**Written exercise**
Only the pictures are omitted; repeat all other data exactly.
— Start of Material for the task —
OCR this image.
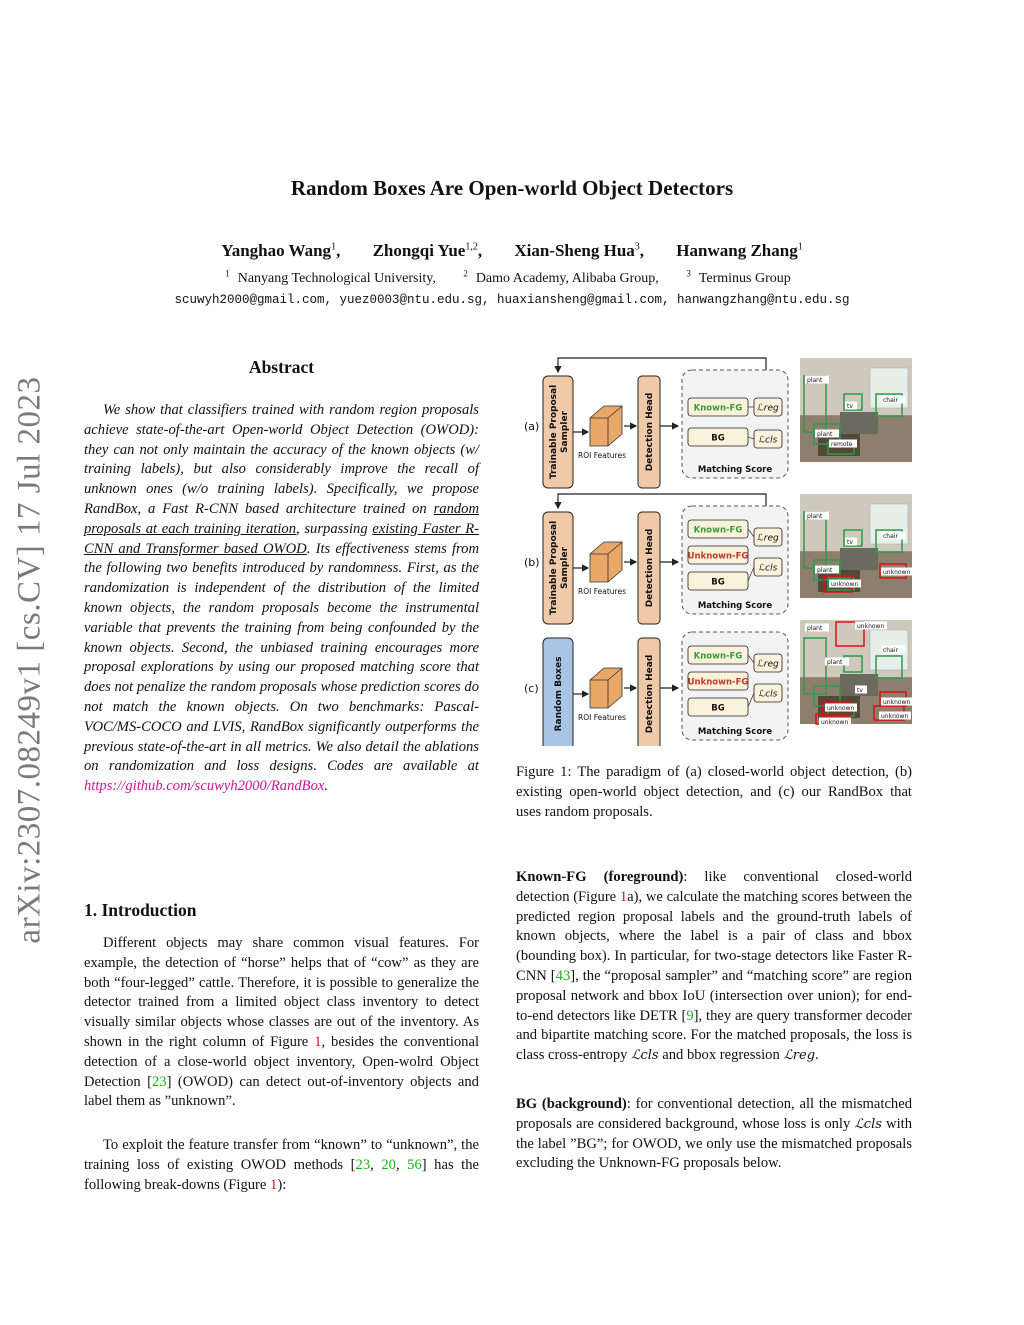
arXiv:2307.08249v1 [cs.CV] 17 Jul 2023
Random Boxes Are Open-world Object Detectors
Yanghao Wang$^1$, Zhongqi Yue$^{1,2}$, Xian-Sheng Hua$^3$, Hanwang Zhang$^1$
$^1$ Nanyang Technological University,	$^2$ Damo Academy, Alibaba Group,	$^3$ Terminus Group
scuwyh2000@gmail.com, yuez0003@ntu.edu.sg, huaxiansheng@gmail.com, hanwangzhang@ntu.edu.sg
Abstract
We show that classifiers trained with random region proposals achieve state-of-the-art Open-world Object Detection (OWOD): they can not only maintain the accuracy of the known objects (w/ training labels), but also considerably improve the recall of unknown ones (w/o training labels). Specifically, we propose RandBox, a Fast R-CNN based architecture trained on random proposals at each training iteration, surpassing existing Faster R-CNN and Transformer based OWOD. Its effectiveness stems from the following two benefits introduced by randomness. First, as the randomization is independent of the distribution of the limited known objects, the random proposals become the instrumental variable that prevents the training from being confounded by the known objects. Second, the unbiased training encourages more proposal explorations by using our proposed matching score that does not penalize the random proposals whose prediction scores do not match the known objects. On two benchmarks: Pascal-VOC/MS-COCO and LVIS, RandBox significantly outperforms the previous state-of-the-art in all metrics. We also detail the ablations on randomization and loss designs. Codes are available at https://github.com/scuwyh2000/RandBox.
1. Introduction
Different objects may share common visual features. For example, the detection of “horse” helps that of “cow” as they are both “four-legged” cattle. Therefore, it is possible to generalize the detector trained from a limited object class inventory to detect visually similar objects whose classes are out of the inventory. As shown in the right column of Figure 1, besides the conventional detection of a close-world object inventory, Open-wolrd Object Detection [23] (OWOD) can detect out-of-inventory objects and label them as ”unknown”.
To exploit the feature transfer from “known” to “unknown”, the training loss of existing OWOD methods [23, 20, 56] has the following break-downs (Figure 1):
(a) Trainable ProposalSampler
ROI Features Detection Head	Known-FG
BG
ℒreg
ℒcls
Matching Score
plant
tv
chair
plant
remote
(b) Trainable ProposalSampler
ROI Features Detection Head	Known-FG
Unknown-FG
BG
ℒreg
ℒcls
Matching Score
plant
tv
chair
plant	unknown
unknown
(c) Random Boxes ROI Features Detection Head	Known-FG
Unknown-FG
BG
ℒreg
ℒcls
Matching Score
plant	unknown
chair
plant
tv
unknown
unknown
unknown
unknown
Figure 1: The paradigm of (a) closed-world object detection, (b) existing open-world object detection, and (c) our RandBox that uses random proposals.
Known-FG (foreground): like conventional closed-world detection (Figure 1a), we calculate the matching scores between the predicted region proposal labels and the ground-truth labels of known objects, where the label is a pair of class and bbox (bounding box). In particular, for two-stage detectors like Faster R-CNN [43], the “proposal sampler” and “matching score” are region proposal network and bbox IoU (intersection over union); for end-to-end detectors like DETR [9], they are query transformer decoder and bipartite matching score. For the matched proposals, the loss is class cross-entropy ℒcls and bbox regression ℒreg.
BG (background): for conventional detection, all the mismatched proposals are considered background, whose loss is only ℒcls with the label ”BG”; for OWOD, we only use the mismatched proposals excluding the Unknown-FG proposals below.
— End of Material for the task —
**Worked solution**
OCR this image.
arXiv:2307.08249v1 [cs.CV] 17 Jul 2023
Random Boxes Are Open-world Object Detectors
Yanghao Wang$^1$, Zhongqi Yue$^{1,2}$, Xian-Sheng Hua$^3$, Hanwang Zhang$^1$
$^1$ Nanyang Technological University,	$^2$ Damo Academy, Alibaba Group,	$^3$ Terminus Group
scuwyh2000@gmail.com, yuez0003@ntu.edu.sg, huaxiansheng@gmail.com, hanwangzhang@ntu.edu.sg
Abstract
We show that classifiers trained with random region proposals achieve state-of-the-art Open-world Object Detection (OWOD): they can not only maintain the accuracy of the known objects (w/ training labels), but also considerably improve the recall of unknown ones (w/o training labels). Specifically, we propose RandBox, a Fast R-CNN based architecture trained on random proposals at each training iteration, surpassing existing Faster R-CNN and Transformer based OWOD. Its effectiveness stems from the following two benefits introduced by randomness. First, as the randomization is independent of the distribution of the limited known objects, the random proposals become the instrumental variable that prevents the training from being confounded by the known objects. Second, the unbiased training encourages more proposal explorations by using our proposed matching score that does not penalize the random proposals whose prediction scores do not match the known objects. On two benchmarks: Pascal-VOC/MS-COCO and LVIS, RandBox significantly outperforms the previous state-of-the-art in all metrics. We also detail the ablations on randomization and loss designs. Codes are available at https://github.com/scuwyh2000/RandBox.
1. Introduction
Different objects may share common visual features. For example, the detection of “horse” helps that of “cow” as they are both “four-legged” cattle. Therefore, it is possible to generalize the detector trained from a limited object class inventory to detect visually similar objects whose classes are out of the inventory. As shown in the right column of Figure 1, besides the conventional detection of a close-world object inventory, Open-wolrd Object Detection [23] (OWOD) can detect out-of-inventory objects and label them as ”unknown”.
To exploit the feature transfer from “known” to “unknown”, the training loss of existing OWOD methods [23, 20, 56] has the following break-downs (Figure 1):
(a) Trainable ProposalSampler
ROI Features Detection Head	Known-FG
BG
ℒreg
ℒcls
Matching Score
plant
tv
chair
plant
remote
(b) Trainable ProposalSampler
ROI Features Detection Head	Known-FG
Unknown-FG
BG
ℒreg
ℒcls
Matching Score
plant
tv
chair
plant	unknown
unknown
(c) Random Boxes ROI Features Detection Head	Known-FG
Unknown-FG
BG
ℒreg
ℒcls
Matching Score
plant	unknown
chair
plant
tv
unknown
unknown
unknown
unknown
Figure 1: The paradigm of (a) closed-world object detection, (b) existing open-world object detection, and (c) our RandBox that uses random proposals.
Known-FG (foreground): like conventional closed-world detection (Figure 1a), we calculate the matching scores between the predicted region proposal labels and the ground-truth labels of known objects, where the label is a pair of class and bbox (bounding box). In particular, for two-stage detectors like Faster R-CNN [43], the “proposal sampler” and “matching score” are region proposal network and bbox IoU (intersection over union); for end-to-end detectors like DETR [9], they are query transformer decoder and bipartite matching score. For the matched proposals, the loss is class cross-entropy ℒcls and bbox regression ℒreg.
BG (background): for conventional detection, all the mismatched proposals are considered background, whose loss is only ℒcls with the label ”BG”; for OWOD, we only use the mismatched proposals excluding the Unknown-FG proposals below.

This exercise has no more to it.